*Problem description:*
From the records below, copy every line that contains the word "JSON".

*Source records:*
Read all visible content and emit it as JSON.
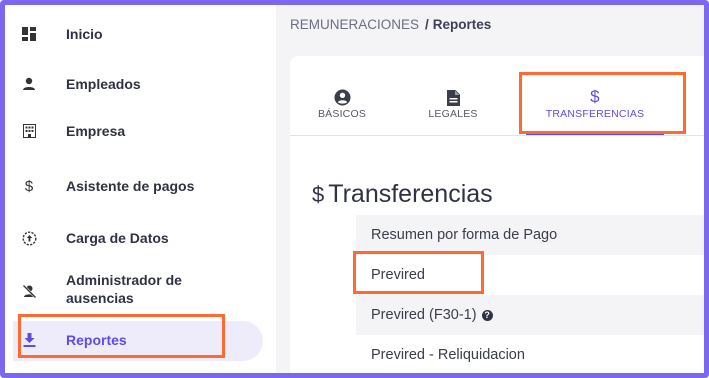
{
  "sidebar": {
    "items": [
      {
        "label": "Inicio",
        "icon": "dashboard-icon"
      },
      {
        "label": "Empleados",
        "icon": "person-icon"
      },
      {
        "label": "Empresa",
        "icon": "building-icon"
      },
      {
        "label": "Asistente de pagos",
        "icon": "dollar-icon"
      },
      {
        "label": "Carga de Datos",
        "icon": "upload-circle-icon"
      },
      {
        "label": "Administrador de ausencias",
        "icon": "person-off-icon"
      },
      {
        "label": "Reportes",
        "icon": "download-icon",
        "active": true
      }
    ]
  },
  "breadcrumb": {
    "parent": "REMUNERACIONES",
    "separator": "/",
    "current": "Reportes"
  },
  "tabs": [
    {
      "label": "BÁSICOS",
      "icon": "account-circle-icon"
    },
    {
      "label": "LEGALES",
      "icon": "document-icon"
    },
    {
      "label": "TRANSFERENCIAS",
      "icon": "dollar-icon",
      "active": true
    }
  ],
  "section": {
    "icon_glyph": "$",
    "title": "Transferencias"
  },
  "reports": [
    {
      "label": "Resumen por forma de Pago"
    },
    {
      "label": "Previred"
    },
    {
      "label": "Previred (F30-1)",
      "help": "?"
    },
    {
      "label": "Previred - Reliquidacion"
    }
  ],
  "colors": {
    "accent": "#5e4ce6",
    "highlight": "#ff6a33",
    "frame": "#7b68ee"
  }
}
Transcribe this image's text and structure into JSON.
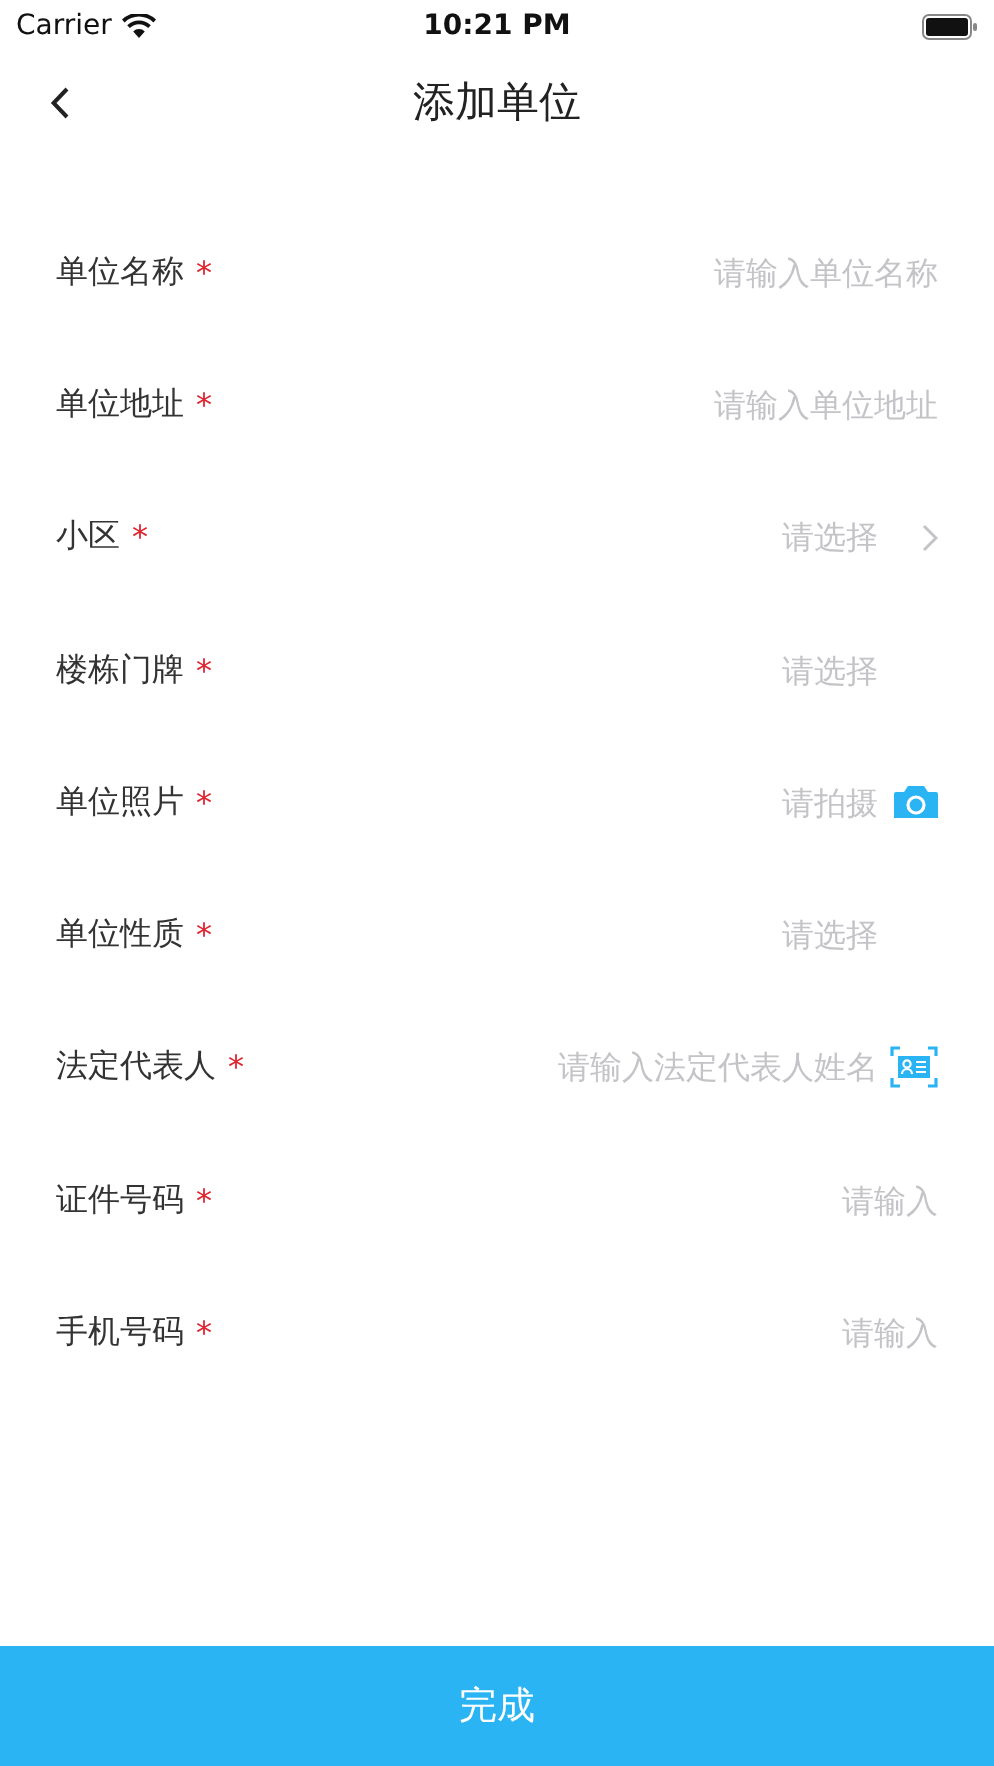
{
  "status_bar": {
    "carrier": "Carrier",
    "time": "10:21 PM"
  },
  "nav": {
    "title": "添加单位"
  },
  "fields": [
    {
      "label": "单位名称",
      "required": true,
      "marker": "*",
      "kind": "text",
      "placeholder": "请输入单位名称"
    },
    {
      "label": "单位地址",
      "required": true,
      "marker": "*",
      "kind": "text",
      "placeholder": "请输入单位地址"
    },
    {
      "label": "小区",
      "required": true,
      "marker": "*",
      "kind": "select",
      "placeholder": "请选择"
    },
    {
      "label": "楼栋门牌",
      "required": true,
      "marker": "*",
      "kind": "picker",
      "placeholder": "请选择"
    },
    {
      "label": "单位照片",
      "required": true,
      "marker": "*",
      "kind": "photo",
      "placeholder": "请拍摄"
    },
    {
      "label": "单位性质",
      "required": true,
      "marker": "*",
      "kind": "picker",
      "placeholder": "请选择"
    },
    {
      "label": "法定代表人",
      "required": true,
      "marker": "*",
      "kind": "scan",
      "placeholder": "请输入法定代表人姓名"
    },
    {
      "label": "证件号码",
      "required": true,
      "marker": "*",
      "kind": "text",
      "placeholder": "请输入"
    },
    {
      "label": "手机号码",
      "required": true,
      "marker": "*",
      "kind": "text",
      "placeholder": "请输入"
    }
  ],
  "submit": {
    "label": "完成"
  }
}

*The response:*
Read all visible content and emit it as JSON.
Transcribe this image's text and structure into JSON.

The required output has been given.